• **Goal**:
Comb the records below for the string "this" and copy each line where it turns up.

====

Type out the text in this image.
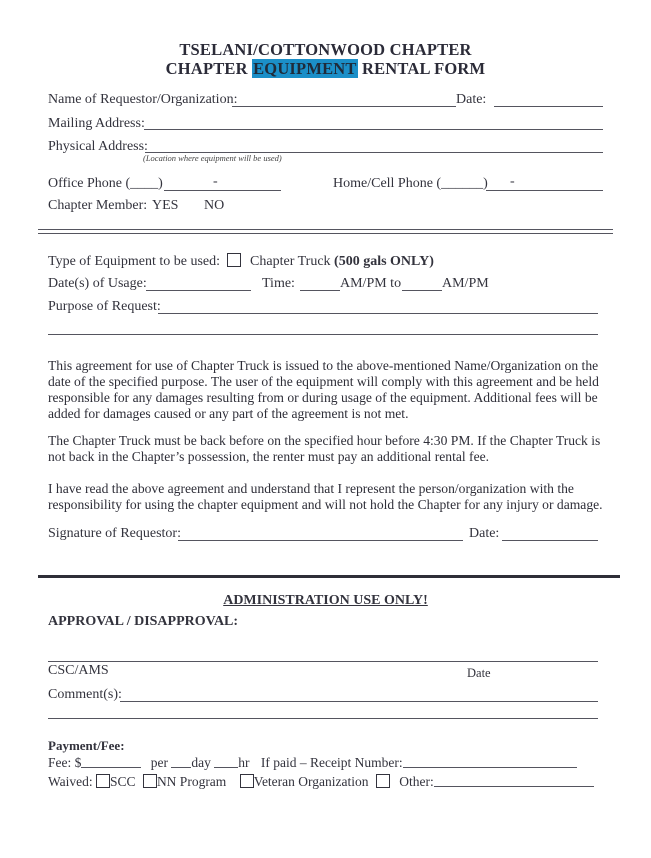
TSELANI/COTTONWOOD CHAPTER
CHAPTER EQUIPMENT RENTAL FORM
Name of Requestor/Organization:	Date:
Mailing Address:
Physical Address:
(Location where equipment will be used)
Office Phone (____)	-	Home/Cell Phone (______) -
Chapter Member: YES NO
Type of Equipment to be used: Chapter Truck (500 gals ONLY)
Date(s) of Usage:	Time:	AM/PM to	AM/PM
Purpose of Request:
This agreement for use of Chapter Truck is issued to the above-mentioned Name/Organization on the date of the specified purpose. The user of the equipment will comply with this agreement and be held responsible for any damages resulting from or during usage of the equipment. Additional fees will be added for damages caused or any part of the agreement is not met.
The Chapter Truck must be back before on the specified hour before 4:30 PM. If the Chapter Truck is not back in the Chapter’s possession, the renter must pay an additional rental fee.
I have read the above agreement and understand that I represent the person/organization with the responsibility for using the chapter equipment and will not hold the Chapter for any injury or damage.
Signature of Requestor:	Date:
ADMINISTRATION USE ONLY!
APPROVAL / DISAPPROVAL:
CSC/AMS	Date
Comment(s):
Payment/Fee:
Fee: $	per day hr If paid – Receipt Number:
Waived: SCC NN Program Veteran Organization Other:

====

• **Output**:
Type out the text in this image.
This agreement for use of Chapter Truck is issued to the above-mentioned Name/Organization on the date of the specified purpose. The user of the equipment will comply with this agreement and be held responsible for any damages resulting from or during usage of the equipment. Additional fees will be added for damages caused or any part of the agreement is not met.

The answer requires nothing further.